- **OBJECTIVE**
Spot each line in the records below where the word "name" occurs, then copy it.

- **RECORD LIST**
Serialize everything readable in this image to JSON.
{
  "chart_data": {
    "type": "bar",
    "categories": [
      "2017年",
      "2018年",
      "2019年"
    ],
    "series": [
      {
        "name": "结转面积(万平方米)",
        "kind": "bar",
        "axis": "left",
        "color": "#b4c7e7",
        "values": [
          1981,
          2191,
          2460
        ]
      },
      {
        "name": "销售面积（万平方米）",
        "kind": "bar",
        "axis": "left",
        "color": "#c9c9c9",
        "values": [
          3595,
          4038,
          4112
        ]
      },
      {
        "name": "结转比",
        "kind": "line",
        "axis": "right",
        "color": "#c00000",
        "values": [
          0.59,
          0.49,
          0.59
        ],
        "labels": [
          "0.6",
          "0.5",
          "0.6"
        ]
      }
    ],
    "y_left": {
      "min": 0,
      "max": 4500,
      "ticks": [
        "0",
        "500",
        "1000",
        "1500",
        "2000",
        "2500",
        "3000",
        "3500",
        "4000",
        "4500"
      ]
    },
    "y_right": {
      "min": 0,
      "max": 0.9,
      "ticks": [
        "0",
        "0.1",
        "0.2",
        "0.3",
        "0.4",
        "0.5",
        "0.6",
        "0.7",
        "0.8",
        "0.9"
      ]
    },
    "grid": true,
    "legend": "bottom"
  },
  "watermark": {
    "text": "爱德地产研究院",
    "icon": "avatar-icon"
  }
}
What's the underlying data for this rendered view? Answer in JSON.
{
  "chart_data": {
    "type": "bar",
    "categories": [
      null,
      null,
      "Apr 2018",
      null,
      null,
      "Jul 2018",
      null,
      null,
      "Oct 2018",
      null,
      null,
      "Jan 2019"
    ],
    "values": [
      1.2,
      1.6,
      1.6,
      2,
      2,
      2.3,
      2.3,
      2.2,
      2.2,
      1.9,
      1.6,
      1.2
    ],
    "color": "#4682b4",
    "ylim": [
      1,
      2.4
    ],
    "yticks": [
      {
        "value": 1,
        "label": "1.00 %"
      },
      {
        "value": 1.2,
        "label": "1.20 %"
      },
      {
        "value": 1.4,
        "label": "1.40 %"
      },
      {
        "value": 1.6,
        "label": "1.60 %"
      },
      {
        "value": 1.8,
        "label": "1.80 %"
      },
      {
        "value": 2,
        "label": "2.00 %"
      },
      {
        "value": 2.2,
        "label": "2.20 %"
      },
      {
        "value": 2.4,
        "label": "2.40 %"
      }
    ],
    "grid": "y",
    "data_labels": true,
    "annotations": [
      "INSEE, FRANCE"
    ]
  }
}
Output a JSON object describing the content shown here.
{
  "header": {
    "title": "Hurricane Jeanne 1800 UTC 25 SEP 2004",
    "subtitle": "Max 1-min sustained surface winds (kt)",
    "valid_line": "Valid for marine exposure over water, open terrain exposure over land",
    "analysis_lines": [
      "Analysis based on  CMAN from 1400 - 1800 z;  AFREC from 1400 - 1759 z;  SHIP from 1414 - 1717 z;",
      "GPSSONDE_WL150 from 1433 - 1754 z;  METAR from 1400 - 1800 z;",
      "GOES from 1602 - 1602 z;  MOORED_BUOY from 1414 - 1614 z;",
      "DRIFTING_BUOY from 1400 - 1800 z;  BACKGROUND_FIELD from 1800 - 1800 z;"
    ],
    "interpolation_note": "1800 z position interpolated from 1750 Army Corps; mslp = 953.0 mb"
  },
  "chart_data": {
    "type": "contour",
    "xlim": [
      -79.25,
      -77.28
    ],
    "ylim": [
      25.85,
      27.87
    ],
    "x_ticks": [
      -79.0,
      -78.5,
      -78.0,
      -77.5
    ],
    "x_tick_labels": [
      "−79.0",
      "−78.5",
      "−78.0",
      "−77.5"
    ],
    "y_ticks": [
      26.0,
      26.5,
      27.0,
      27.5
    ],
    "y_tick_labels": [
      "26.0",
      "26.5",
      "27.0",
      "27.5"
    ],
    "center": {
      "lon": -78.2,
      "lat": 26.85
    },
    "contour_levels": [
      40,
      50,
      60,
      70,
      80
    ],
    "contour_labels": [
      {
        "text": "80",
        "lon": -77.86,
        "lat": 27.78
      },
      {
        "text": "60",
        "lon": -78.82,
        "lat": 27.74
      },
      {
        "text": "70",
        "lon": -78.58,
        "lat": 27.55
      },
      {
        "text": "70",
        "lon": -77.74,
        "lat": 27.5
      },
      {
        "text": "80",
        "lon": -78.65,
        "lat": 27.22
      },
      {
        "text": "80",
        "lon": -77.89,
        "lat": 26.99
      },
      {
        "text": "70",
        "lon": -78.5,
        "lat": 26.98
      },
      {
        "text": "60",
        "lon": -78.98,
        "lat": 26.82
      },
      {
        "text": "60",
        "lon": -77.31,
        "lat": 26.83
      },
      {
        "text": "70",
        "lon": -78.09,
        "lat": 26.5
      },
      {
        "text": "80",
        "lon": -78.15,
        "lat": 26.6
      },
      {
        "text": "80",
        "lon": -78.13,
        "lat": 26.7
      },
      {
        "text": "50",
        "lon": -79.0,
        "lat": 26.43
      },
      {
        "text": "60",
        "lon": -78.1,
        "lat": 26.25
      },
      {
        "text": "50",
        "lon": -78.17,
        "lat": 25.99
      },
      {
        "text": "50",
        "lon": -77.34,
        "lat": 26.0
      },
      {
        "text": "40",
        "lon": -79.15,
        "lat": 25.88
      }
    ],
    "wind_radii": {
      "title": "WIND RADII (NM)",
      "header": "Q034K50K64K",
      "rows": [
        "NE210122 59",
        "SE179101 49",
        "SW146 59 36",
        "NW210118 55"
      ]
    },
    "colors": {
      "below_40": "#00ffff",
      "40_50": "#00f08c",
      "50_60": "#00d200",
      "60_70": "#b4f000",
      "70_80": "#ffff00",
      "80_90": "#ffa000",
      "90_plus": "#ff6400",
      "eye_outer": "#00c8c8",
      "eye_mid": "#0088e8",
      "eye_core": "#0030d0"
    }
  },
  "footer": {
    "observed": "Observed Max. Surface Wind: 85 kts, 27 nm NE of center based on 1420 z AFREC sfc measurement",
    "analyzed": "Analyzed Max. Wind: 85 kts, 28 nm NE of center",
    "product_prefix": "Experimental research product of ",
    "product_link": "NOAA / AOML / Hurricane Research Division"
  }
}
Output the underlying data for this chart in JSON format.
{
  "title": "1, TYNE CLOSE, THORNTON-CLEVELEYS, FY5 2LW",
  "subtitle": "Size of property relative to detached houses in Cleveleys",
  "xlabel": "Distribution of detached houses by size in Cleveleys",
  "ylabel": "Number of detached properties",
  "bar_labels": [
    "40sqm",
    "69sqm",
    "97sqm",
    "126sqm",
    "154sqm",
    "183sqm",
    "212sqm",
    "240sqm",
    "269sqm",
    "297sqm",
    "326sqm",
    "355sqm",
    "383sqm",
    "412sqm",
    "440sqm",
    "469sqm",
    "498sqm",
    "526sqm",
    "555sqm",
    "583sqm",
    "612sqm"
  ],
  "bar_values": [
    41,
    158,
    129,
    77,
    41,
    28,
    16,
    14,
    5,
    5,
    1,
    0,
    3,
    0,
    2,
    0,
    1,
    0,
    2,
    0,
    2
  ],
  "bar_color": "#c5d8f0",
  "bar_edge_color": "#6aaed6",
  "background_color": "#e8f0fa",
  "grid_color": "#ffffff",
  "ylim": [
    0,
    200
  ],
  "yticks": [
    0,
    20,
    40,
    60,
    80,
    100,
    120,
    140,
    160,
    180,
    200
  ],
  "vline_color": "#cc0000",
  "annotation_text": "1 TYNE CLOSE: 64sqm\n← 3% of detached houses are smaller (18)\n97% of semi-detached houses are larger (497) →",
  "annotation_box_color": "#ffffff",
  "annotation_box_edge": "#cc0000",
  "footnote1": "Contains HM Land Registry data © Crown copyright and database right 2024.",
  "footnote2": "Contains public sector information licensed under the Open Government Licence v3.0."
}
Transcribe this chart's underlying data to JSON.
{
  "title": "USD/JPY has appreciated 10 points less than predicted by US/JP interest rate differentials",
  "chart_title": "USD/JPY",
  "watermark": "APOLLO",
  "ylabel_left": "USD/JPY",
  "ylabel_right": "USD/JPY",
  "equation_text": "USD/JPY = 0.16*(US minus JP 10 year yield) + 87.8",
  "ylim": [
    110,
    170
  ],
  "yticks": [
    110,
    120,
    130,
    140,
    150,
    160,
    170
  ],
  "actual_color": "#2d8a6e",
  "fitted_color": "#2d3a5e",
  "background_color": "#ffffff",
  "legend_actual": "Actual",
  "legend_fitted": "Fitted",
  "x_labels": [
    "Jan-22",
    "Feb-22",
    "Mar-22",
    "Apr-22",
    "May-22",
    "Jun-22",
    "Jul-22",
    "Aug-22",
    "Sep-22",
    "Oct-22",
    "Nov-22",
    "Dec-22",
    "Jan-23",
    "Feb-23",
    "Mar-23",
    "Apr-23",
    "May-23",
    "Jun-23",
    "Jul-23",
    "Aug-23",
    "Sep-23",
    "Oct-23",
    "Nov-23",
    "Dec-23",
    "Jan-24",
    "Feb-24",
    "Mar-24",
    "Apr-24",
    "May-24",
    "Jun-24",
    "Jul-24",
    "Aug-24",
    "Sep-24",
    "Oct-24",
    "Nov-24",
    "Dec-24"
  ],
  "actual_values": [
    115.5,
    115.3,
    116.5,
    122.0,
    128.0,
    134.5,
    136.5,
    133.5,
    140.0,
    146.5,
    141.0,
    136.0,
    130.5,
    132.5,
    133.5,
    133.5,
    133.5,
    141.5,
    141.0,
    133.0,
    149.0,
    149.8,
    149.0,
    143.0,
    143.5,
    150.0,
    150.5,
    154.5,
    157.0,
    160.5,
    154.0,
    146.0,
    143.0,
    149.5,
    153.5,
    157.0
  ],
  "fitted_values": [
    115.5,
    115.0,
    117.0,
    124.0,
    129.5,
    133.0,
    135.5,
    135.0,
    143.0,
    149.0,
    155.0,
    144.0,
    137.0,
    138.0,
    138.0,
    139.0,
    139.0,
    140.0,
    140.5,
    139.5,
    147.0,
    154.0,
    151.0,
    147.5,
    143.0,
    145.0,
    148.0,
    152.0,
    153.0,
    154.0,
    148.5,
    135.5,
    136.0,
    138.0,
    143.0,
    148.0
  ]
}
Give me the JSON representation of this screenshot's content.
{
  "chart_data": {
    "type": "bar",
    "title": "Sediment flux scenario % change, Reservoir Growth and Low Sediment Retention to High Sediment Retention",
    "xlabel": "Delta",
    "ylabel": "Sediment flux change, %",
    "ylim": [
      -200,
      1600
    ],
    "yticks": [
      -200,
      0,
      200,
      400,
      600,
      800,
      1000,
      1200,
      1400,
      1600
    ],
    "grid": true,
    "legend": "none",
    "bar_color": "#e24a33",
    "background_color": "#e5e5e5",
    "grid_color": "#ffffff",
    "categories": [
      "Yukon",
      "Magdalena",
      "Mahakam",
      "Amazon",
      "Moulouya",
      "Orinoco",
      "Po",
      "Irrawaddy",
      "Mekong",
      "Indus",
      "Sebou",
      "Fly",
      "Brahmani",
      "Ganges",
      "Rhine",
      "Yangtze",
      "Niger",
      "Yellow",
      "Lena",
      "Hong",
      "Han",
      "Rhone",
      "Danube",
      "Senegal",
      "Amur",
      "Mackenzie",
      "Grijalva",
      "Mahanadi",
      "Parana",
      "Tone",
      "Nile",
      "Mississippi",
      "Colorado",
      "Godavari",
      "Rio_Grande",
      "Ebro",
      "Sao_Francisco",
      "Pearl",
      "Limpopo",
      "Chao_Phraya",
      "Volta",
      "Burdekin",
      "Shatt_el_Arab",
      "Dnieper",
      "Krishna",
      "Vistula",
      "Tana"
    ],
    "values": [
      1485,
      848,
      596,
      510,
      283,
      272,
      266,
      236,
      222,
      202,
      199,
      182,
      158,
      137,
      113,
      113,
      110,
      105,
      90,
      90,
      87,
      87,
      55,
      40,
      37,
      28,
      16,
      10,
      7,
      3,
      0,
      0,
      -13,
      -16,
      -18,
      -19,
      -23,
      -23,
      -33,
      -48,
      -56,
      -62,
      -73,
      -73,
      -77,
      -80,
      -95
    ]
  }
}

- **RIGHT ANSWER**
        "name": "结转面积(万平方米)",
        "name": "销售面积（万平方米）",
        "name": "结转比",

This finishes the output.